__Work to do__
Which lines below hold the word "Tlak"? Copy all of them.

[Data entries]
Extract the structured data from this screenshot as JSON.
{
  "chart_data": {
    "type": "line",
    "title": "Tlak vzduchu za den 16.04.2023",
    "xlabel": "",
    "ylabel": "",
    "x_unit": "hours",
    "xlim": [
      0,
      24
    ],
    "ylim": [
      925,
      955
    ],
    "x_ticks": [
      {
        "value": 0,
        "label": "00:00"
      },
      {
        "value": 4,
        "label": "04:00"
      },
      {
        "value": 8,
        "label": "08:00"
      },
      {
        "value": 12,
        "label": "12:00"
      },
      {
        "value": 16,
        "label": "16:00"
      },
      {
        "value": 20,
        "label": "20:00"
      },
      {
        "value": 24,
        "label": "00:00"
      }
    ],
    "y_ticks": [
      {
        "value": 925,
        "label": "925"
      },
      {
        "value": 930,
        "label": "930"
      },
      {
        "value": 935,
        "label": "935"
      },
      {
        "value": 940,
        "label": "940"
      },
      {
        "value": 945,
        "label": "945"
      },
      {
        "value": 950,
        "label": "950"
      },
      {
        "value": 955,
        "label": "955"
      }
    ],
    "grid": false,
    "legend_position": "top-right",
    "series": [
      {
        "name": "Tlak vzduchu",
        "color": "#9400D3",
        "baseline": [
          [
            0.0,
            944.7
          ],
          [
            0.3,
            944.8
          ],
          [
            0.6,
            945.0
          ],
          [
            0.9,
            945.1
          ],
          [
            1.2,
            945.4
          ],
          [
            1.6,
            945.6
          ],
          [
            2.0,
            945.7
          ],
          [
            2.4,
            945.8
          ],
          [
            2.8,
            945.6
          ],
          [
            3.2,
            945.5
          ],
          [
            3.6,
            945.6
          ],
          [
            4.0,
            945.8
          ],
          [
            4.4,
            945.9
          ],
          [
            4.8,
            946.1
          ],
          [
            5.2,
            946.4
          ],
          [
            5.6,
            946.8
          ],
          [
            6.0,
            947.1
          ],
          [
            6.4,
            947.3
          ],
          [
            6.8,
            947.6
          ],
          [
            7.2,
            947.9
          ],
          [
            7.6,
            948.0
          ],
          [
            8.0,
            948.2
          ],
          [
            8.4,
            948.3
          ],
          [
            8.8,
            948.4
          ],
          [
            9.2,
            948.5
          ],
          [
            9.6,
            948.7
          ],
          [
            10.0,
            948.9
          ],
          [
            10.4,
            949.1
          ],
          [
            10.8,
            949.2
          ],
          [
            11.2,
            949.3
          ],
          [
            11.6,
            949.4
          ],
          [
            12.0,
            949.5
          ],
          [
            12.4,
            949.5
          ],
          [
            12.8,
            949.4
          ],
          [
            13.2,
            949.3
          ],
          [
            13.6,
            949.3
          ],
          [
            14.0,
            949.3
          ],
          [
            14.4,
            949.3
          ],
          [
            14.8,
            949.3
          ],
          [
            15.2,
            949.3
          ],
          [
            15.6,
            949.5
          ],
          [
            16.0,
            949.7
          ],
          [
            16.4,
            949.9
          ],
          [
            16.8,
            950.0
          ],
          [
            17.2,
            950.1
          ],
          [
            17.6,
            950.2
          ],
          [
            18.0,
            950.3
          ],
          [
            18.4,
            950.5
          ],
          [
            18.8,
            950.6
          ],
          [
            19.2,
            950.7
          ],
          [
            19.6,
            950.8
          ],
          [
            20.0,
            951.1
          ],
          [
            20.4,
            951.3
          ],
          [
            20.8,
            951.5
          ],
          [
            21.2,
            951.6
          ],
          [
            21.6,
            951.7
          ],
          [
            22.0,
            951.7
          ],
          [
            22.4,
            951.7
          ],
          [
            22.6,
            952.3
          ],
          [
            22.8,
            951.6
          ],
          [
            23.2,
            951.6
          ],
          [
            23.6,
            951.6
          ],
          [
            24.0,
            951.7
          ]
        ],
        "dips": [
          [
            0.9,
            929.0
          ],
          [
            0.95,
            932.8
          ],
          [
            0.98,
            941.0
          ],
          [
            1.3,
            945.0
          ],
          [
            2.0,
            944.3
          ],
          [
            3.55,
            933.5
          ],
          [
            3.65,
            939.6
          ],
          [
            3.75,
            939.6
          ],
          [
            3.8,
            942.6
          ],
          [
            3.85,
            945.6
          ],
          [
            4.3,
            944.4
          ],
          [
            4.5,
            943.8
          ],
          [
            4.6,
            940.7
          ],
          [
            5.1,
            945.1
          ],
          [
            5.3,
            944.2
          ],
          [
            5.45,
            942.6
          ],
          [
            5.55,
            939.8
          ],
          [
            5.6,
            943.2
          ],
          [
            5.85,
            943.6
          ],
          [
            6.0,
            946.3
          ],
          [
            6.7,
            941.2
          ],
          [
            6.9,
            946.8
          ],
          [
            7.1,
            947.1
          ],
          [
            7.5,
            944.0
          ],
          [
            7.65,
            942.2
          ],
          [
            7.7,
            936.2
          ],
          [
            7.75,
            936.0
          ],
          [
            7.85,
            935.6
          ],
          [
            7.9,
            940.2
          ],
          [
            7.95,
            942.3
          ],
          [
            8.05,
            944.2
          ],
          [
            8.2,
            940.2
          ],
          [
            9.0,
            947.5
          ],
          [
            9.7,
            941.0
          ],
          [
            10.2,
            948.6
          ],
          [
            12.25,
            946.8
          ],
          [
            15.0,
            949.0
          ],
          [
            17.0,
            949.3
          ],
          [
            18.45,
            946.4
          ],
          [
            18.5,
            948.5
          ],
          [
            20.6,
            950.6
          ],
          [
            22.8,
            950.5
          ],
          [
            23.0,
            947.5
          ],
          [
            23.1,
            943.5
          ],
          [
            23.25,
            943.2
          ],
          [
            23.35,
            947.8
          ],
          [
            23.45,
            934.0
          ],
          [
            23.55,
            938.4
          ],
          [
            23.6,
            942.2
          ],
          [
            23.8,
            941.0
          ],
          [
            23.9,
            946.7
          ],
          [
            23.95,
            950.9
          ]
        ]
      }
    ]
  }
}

__Task output__
    "title": "Tlak vzduchu za den 16.04.2023",
        "name": "Tlak vzduchu",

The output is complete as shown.